* Stated exercise
Which lines in the items below contain the string "personae"? Extract each of them.

-------- Data lines

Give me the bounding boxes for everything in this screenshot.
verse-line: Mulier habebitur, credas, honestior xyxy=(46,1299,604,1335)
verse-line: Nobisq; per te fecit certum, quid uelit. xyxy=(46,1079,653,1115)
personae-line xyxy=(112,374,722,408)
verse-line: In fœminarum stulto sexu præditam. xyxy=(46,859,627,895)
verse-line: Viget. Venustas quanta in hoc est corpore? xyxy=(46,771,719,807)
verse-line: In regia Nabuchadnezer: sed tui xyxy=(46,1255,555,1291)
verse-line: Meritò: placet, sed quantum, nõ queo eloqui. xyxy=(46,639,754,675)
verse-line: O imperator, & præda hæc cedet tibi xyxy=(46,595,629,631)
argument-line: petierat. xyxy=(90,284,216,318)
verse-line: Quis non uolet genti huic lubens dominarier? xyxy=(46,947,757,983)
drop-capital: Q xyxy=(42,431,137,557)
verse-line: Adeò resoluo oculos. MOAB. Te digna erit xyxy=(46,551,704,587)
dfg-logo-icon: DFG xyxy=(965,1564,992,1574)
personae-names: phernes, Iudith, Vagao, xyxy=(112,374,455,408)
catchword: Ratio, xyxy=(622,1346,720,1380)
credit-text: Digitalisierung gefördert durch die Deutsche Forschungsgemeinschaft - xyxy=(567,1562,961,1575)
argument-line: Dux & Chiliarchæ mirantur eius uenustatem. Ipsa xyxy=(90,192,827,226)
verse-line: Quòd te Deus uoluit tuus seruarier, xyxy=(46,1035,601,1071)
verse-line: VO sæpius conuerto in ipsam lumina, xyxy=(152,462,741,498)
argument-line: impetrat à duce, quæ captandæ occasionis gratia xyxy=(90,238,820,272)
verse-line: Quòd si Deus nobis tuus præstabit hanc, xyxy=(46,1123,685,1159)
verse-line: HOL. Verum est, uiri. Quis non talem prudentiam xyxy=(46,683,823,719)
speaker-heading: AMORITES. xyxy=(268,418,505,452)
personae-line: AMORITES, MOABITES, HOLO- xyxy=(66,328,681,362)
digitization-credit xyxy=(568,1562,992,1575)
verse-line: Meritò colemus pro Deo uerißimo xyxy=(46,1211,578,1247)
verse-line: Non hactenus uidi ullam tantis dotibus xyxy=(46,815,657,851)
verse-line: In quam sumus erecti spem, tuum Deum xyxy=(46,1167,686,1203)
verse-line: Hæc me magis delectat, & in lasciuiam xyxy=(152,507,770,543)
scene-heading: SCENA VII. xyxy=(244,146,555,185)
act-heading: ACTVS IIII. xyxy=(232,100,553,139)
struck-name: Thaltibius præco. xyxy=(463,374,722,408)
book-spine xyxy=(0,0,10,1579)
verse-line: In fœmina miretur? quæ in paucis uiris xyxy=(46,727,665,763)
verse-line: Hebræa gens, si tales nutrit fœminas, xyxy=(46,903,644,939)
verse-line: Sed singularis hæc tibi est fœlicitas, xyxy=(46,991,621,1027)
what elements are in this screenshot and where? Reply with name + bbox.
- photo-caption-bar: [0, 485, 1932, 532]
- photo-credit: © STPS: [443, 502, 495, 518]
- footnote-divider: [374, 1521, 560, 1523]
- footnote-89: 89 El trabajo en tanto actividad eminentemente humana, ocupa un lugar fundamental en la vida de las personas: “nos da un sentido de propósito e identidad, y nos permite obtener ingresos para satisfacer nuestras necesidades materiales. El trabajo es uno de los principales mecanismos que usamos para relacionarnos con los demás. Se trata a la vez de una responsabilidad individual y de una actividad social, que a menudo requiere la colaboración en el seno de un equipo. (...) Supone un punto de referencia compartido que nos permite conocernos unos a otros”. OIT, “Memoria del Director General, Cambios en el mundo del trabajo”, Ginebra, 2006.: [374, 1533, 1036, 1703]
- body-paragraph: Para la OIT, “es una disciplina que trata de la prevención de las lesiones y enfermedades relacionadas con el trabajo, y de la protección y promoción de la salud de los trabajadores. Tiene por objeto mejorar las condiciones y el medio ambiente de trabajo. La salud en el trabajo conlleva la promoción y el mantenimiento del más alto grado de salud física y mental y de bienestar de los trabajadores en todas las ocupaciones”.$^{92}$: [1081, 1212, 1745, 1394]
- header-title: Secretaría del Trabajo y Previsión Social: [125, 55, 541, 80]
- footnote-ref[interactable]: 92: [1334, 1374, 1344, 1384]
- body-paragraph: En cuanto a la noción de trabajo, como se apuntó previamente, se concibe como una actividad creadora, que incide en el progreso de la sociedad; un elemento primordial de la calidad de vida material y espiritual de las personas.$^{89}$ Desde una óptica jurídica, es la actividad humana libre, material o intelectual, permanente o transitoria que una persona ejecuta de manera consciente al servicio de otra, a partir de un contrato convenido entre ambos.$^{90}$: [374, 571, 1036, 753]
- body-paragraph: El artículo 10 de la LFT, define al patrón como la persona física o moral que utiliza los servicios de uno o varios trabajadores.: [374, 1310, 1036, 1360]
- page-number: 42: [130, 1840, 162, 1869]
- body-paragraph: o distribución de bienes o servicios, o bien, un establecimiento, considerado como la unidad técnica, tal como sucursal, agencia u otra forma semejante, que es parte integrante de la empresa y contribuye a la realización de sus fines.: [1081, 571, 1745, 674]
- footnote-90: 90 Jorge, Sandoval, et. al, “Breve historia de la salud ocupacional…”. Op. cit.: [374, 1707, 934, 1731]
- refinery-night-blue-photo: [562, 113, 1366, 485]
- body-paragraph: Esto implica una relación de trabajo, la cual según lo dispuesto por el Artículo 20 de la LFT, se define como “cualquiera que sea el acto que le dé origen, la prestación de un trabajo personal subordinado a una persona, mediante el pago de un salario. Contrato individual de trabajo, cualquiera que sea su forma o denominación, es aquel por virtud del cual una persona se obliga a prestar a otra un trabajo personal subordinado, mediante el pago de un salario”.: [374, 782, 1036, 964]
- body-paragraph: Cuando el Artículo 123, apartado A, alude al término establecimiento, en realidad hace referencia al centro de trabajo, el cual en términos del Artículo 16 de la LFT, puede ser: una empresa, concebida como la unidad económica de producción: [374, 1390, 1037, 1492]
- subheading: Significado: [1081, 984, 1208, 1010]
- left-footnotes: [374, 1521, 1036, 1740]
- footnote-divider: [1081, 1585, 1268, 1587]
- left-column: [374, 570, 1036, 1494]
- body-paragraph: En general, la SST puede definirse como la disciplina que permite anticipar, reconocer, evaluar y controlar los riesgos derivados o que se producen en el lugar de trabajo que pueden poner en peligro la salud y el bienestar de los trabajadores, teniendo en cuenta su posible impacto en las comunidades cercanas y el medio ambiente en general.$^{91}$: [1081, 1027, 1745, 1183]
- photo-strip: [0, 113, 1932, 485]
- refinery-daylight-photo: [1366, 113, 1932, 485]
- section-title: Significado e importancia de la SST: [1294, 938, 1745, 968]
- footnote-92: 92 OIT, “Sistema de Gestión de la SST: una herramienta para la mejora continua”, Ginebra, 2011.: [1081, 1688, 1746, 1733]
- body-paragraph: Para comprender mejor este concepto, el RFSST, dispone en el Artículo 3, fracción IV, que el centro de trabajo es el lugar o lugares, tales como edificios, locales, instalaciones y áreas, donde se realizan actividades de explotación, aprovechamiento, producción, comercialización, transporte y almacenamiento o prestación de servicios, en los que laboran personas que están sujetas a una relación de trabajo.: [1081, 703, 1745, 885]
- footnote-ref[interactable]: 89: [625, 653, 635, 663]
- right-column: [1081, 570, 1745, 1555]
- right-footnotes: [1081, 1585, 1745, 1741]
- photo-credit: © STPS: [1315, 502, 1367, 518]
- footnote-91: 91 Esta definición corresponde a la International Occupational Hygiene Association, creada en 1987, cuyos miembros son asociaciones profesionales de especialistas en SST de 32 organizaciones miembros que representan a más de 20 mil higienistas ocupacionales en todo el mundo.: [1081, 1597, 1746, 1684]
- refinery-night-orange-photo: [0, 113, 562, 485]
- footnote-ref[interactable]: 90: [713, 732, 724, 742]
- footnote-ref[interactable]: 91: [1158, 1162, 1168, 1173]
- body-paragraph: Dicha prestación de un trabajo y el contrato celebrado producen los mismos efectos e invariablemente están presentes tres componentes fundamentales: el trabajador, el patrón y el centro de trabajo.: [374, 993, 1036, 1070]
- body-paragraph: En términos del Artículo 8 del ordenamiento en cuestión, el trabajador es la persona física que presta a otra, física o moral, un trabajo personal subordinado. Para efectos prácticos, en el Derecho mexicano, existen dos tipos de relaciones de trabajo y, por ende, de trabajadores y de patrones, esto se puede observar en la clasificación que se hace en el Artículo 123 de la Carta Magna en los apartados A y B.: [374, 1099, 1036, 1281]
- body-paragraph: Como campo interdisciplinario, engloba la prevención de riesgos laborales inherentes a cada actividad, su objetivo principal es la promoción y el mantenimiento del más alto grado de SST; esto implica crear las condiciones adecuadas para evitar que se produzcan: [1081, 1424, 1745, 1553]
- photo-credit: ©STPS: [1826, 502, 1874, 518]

----------------

* Solution
personae-line xyxy=(112,374,722,408)
personae-names: phernes, Iudith, Vagao, xyxy=(112,374,455,408)
personae-line: AMORITES, MOABITES, HOLO- xyxy=(66,328,681,362)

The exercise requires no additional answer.